[START OF Data to use]

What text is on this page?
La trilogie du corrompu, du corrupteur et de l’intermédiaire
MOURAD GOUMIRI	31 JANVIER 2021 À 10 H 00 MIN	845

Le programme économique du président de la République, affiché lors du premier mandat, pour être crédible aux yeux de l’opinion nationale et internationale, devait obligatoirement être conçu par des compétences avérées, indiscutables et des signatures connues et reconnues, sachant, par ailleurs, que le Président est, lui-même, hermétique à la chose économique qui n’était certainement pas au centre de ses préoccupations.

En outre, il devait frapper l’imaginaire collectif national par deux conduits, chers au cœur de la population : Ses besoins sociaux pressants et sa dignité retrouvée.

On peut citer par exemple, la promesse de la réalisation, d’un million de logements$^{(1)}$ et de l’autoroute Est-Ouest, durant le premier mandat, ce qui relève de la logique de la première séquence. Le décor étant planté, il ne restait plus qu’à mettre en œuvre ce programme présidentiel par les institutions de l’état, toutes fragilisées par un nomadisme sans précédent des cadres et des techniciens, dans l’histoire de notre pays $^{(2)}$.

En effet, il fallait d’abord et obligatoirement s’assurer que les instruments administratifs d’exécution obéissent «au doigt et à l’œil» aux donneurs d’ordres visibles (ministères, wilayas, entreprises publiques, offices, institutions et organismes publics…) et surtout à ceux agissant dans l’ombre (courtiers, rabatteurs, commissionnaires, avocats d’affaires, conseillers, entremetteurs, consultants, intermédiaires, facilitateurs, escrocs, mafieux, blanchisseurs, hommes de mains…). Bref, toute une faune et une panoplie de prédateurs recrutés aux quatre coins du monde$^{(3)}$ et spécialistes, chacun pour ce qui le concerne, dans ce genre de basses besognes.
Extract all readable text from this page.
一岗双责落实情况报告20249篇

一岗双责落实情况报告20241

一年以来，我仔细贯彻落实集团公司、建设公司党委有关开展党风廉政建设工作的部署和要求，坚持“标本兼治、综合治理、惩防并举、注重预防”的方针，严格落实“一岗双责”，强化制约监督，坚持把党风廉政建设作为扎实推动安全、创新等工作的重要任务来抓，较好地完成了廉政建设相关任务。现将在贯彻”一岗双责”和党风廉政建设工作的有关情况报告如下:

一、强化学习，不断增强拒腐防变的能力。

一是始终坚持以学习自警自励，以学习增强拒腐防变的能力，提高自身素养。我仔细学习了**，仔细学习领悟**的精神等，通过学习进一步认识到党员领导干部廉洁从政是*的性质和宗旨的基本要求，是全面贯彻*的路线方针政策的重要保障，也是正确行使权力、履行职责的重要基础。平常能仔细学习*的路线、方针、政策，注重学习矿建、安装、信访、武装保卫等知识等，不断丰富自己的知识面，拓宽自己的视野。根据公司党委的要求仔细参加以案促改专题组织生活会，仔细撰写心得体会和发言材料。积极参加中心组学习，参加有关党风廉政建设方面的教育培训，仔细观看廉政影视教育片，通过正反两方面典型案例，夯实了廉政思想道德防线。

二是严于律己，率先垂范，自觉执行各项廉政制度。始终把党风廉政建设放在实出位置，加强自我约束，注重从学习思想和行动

[END OF Data to use]

Your task »
Each line of the material should be echoed exactly.

Written solution »
What text is on this page?
La trilogie du corrompu, du corrupteur et de l’intermédiaire
MOURAD GOUMIRI	31 JANVIER 2021 À 10 H 00 MIN	845

Le programme économique du président de la République, affiché lors du premier mandat, pour être crédible aux yeux de l’opinion nationale et internationale, devait obligatoirement être conçu par des compétences avérées, indiscutables et des signatures connues et reconnues, sachant, par ailleurs, que le Président est, lui-même, hermétique à la chose économique qui n’était certainement pas au centre de ses préoccupations.

En outre, il devait frapper l’imaginaire collectif national par deux conduits, chers au cœur de la population : Ses besoins sociaux pressants et sa dignité retrouvée.

On peut citer par exemple, la promesse de la réalisation, d’un million de logements$^{(1)}$ et de l’autoroute Est-Ouest, durant le premier mandat, ce qui relève de la logique de la première séquence. Le décor étant planté, il ne restait plus qu’à mettre en œuvre ce programme présidentiel par les institutions de l’état, toutes fragilisées par un nomadisme sans précédent des cadres et des techniciens, dans l’histoire de notre pays $^{(2)}$.

En effet, il fallait d’abord et obligatoirement s’assurer que les instruments administratifs d’exécution obéissent «au doigt et à l’œil» aux donneurs d’ordres visibles (ministères, wilayas, entreprises publiques, offices, institutions et organismes publics…) et surtout à ceux agissant dans l’ombre (courtiers, rabatteurs, commissionnaires, avocats d’affaires, conseillers, entremetteurs, consultants, intermédiaires, facilitateurs, escrocs, mafieux, blanchisseurs, hommes de mains…). Bref, toute une faune et une panoplie de prédateurs recrutés aux quatre coins du monde$^{(3)}$ et spécialistes, chacun pour ce qui le concerne, dans ce genre de basses besognes.
Extract all readable text from this page.
一岗双责落实情况报告20249篇

一岗双责落实情况报告20241

一年以来，我仔细贯彻落实集团公司、建设公司党委有关开展党风廉政建设工作的部署和要求，坚持“标本兼治、综合治理、惩防并举、注重预防”的方针，严格落实“一岗双责”，强化制约监督，坚持把党风廉政建设作为扎实推动安全、创新等工作的重要任务来抓，较好地完成了廉政建设相关任务。现将在贯彻”一岗双责”和党风廉政建设工作的有关情况报告如下:

一、强化学习，不断增强拒腐防变的能力。

一是始终坚持以学习自警自励，以学习增强拒腐防变的能力，提高自身素养。我仔细学习了**，仔细学习领悟**的精神等，通过学习进一步认识到党员领导干部廉洁从政是*的性质和宗旨的基本要求，是全面贯彻*的路线方针政策的重要保障，也是正确行使权力、履行职责的重要基础。平常能仔细学习*的路线、方针、政策，注重学习矿建、安装、信访、武装保卫等知识等，不断丰富自己的知识面，拓宽自己的视野。根据公司党委的要求仔细参加以案促改专题组织生活会，仔细撰写心得体会和发言材料。积极参加中心组学习，参加有关党风廉政建设方面的教育培训，仔细观看廉政影视教育片，通过正反两方面典型案例，夯实了廉政思想道德防线。

二是严于律己，率先垂范，自觉执行各项廉政制度。始终把党风廉政建设放在实出位置，加强自我约束，注重从学习思想和行动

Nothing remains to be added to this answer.